• _TASK STATEMENT_: Return all of the data exactly as given.

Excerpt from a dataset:

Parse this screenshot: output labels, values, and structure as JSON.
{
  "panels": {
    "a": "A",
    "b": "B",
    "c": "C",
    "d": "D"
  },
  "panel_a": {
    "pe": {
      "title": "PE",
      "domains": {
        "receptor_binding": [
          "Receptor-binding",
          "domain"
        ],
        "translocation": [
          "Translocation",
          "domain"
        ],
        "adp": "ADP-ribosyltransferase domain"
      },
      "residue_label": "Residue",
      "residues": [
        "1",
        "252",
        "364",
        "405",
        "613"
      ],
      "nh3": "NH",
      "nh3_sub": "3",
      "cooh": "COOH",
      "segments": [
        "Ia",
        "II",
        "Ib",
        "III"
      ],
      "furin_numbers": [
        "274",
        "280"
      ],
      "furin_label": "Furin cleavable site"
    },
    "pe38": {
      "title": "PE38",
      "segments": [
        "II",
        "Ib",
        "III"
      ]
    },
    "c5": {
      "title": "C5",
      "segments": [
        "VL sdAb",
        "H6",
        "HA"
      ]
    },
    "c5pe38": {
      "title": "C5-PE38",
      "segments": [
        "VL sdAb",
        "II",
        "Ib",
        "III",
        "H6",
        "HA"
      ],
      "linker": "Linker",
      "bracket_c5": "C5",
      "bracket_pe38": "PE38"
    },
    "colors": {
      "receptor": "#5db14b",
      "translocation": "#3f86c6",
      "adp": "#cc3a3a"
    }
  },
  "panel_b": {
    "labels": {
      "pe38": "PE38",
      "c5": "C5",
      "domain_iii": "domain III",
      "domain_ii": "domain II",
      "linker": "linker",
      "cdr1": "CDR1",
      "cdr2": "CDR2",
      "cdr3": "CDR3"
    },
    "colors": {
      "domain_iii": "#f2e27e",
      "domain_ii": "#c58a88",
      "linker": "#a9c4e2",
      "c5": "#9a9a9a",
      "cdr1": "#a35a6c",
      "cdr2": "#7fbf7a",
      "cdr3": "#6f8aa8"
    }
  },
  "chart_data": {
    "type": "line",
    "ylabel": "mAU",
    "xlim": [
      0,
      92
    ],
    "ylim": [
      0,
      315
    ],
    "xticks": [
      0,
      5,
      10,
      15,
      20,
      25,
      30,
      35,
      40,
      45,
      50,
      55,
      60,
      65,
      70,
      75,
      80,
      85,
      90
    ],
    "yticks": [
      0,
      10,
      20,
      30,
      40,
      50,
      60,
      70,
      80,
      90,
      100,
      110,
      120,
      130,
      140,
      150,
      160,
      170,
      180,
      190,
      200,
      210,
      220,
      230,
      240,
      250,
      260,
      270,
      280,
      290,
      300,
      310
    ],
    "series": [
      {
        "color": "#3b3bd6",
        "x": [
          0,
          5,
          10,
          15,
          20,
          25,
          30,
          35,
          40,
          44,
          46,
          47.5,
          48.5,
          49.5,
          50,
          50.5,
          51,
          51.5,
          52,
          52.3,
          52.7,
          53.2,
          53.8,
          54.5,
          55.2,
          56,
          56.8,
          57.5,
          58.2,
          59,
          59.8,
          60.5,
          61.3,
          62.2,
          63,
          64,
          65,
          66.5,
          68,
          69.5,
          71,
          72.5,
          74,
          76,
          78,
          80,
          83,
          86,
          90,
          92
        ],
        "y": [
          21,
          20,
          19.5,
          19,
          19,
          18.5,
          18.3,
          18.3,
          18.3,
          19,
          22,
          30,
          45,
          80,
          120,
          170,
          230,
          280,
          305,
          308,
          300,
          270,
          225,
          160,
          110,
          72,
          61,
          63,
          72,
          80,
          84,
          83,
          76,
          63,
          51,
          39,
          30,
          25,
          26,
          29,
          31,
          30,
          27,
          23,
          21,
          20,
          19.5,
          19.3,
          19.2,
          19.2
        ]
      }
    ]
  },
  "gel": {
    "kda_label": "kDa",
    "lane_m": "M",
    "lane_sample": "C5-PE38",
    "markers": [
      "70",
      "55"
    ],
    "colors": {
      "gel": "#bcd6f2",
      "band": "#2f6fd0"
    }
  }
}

• _SOLUTION FOR THIS PROBLEM_:
Parse this screenshot: output labels, values, and structure as JSON.
{
  "panels": {
    "a": "A",
    "b": "B",
    "c": "C",
    "d": "D"
  },
  "panel_a": {
    "pe": {
      "title": "PE",
      "domains": {
        "receptor_binding": [
          "Receptor-binding",
          "domain"
        ],
        "translocation": [
          "Translocation",
          "domain"
        ],
        "adp": "ADP-ribosyltransferase domain"
      },
      "residue_label": "Residue",
      "residues": [
        "1",
        "252",
        "364",
        "405",
        "613"
      ],
      "nh3": "NH",
      "nh3_sub": "3",
      "cooh": "COOH",
      "segments": [
        "Ia",
        "II",
        "Ib",
        "III"
      ],
      "furin_numbers": [
        "274",
        "280"
      ],
      "furin_label": "Furin cleavable site"
    },
    "pe38": {
      "title": "PE38",
      "segments": [
        "II",
        "Ib",
        "III"
      ]
    },
    "c5": {
      "title": "C5",
      "segments": [
        "VL sdAb",
        "H6",
        "HA"
      ]
    },
    "c5pe38": {
      "title": "C5-PE38",
      "segments": [
        "VL sdAb",
        "II",
        "Ib",
        "III",
        "H6",
        "HA"
      ],
      "linker": "Linker",
      "bracket_c5": "C5",
      "bracket_pe38": "PE38"
    },
    "colors": {
      "receptor": "#5db14b",
      "translocation": "#3f86c6",
      "adp": "#cc3a3a"
    }
  },
  "panel_b": {
    "labels": {
      "pe38": "PE38",
      "c5": "C5",
      "domain_iii": "domain III",
      "domain_ii": "domain II",
      "linker": "linker",
      "cdr1": "CDR1",
      "cdr2": "CDR2",
      "cdr3": "CDR3"
    },
    "colors": {
      "domain_iii": "#f2e27e",
      "domain_ii": "#c58a88",
      "linker": "#a9c4e2",
      "c5": "#9a9a9a",
      "cdr1": "#a35a6c",
      "cdr2": "#7fbf7a",
      "cdr3": "#6f8aa8"
    }
  },
  "chart_data": {
    "type": "line",
    "ylabel": "mAU",
    "xlim": [
      0,
      92
    ],
    "ylim": [
      0,
      315
    ],
    "xticks": [
      0,
      5,
      10,
      15,
      20,
      25,
      30,
      35,
      40,
      45,
      50,
      55,
      60,
      65,
      70,
      75,
      80,
      85,
      90
    ],
    "yticks": [
      0,
      10,
      20,
      30,
      40,
      50,
      60,
      70,
      80,
      90,
      100,
      110,
      120,
      130,
      140,
      150,
      160,
      170,
      180,
      190,
      200,
      210,
      220,
      230,
      240,
      250,
      260,
      270,
      280,
      290,
      300,
      310
    ],
    "series": [
      {
        "color": "#3b3bd6",
        "x": [
          0,
          5,
          10,
          15,
          20,
          25,
          30,
          35,
          40,
          44,
          46,
          47.5,
          48.5,
          49.5,
          50,
          50.5,
          51,
          51.5,
          52,
          52.3,
          52.7,
          53.2,
          53.8,
          54.5,
          55.2,
          56,
          56.8,
          57.5,
          58.2,
          59,
          59.8,
          60.5,
          61.3,
          62.2,
          63,
          64,
          65,
          66.5,
          68,
          69.5,
          71,
          72.5,
          74,
          76,
          78,
          80,
          83,
          86,
          90,
          92
        ],
        "y": [
          21,
          20,
          19.5,
          19,
          19,
          18.5,
          18.3,
          18.3,
          18.3,
          19,
          22,
          30,
          45,
          80,
          120,
          170,
          230,
          280,
          305,
          308,
          300,
          270,
          225,
          160,
          110,
          72,
          61,
          63,
          72,
          80,
          84,
          83,
          76,
          63,
          51,
          39,
          30,
          25,
          26,
          29,
          31,
          30,
          27,
          23,
          21,
          20,
          19.5,
          19.3,
          19.2,
          19.2
        ]
      }
    ]
  },
  "gel": {
    "kda_label": "kDa",
    "lane_m": "M",
    "lane_sample": "C5-PE38",
    "markers": [
      "70",
      "55"
    ],
    "colors": {
      "gel": "#bcd6f2",
      "band": "#2f6fd0"
    }
  }
}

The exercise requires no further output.